[SET PROBLEM]
From the entries below, gather each line containing the word "back".

A block of data:
┄┄┄┄┄┄
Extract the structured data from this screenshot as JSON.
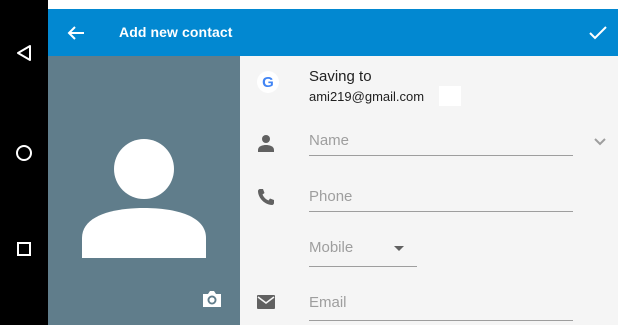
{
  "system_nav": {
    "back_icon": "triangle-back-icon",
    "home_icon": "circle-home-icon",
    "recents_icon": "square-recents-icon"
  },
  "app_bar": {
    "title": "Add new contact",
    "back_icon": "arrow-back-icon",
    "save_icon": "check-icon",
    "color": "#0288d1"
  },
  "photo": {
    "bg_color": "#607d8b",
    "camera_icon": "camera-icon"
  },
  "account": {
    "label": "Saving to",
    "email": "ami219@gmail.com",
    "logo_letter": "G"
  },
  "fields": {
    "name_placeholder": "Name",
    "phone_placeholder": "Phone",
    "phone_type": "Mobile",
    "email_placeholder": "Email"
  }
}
┄┄┄┄┄┄
[ANSWER TO THIS TASK]
    "back_icon": "triangle-back-icon",
    "back_icon": "arrow-back-icon",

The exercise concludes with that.